##### INPUT ROWS

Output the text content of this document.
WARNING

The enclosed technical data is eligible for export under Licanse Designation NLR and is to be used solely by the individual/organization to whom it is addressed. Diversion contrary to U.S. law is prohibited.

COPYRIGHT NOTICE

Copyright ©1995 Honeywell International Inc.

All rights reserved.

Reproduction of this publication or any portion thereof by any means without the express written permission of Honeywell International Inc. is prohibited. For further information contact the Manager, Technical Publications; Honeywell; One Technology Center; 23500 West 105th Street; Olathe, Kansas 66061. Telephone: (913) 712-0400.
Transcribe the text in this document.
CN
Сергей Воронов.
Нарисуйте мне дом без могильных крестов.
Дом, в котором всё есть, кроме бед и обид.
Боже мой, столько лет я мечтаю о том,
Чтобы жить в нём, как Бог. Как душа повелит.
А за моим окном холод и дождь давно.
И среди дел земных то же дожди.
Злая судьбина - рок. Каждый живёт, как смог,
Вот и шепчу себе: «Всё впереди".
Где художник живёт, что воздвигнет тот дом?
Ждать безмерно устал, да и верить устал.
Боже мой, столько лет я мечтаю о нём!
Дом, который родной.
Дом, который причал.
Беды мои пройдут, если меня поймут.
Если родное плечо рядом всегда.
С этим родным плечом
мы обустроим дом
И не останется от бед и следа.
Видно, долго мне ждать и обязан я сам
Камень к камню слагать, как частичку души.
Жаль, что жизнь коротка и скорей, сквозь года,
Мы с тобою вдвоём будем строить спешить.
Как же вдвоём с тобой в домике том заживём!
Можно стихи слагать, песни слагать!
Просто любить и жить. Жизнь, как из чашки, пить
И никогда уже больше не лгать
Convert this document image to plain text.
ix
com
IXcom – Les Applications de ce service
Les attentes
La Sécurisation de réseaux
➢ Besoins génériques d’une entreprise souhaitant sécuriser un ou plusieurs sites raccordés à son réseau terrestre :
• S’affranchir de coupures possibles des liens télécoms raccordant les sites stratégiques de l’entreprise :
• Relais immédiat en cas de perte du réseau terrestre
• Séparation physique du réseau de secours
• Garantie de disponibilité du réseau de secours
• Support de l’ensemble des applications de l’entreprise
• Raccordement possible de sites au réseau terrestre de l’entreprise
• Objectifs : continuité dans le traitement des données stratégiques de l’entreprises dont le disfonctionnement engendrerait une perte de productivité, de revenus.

##########

Track down every line holding the string "sites" and copy it.

TASK ANSWER
➢ Besoins génériques d’une entreprise souhaitant sécuriser un ou plusieurs sites raccordés à son réseau terrestre :
• S’affranchir de coupures possibles des liens télécoms raccordant les sites stratégiques de l’entreprise :
• Raccordement possible de sites au réseau terrestre de l’entreprise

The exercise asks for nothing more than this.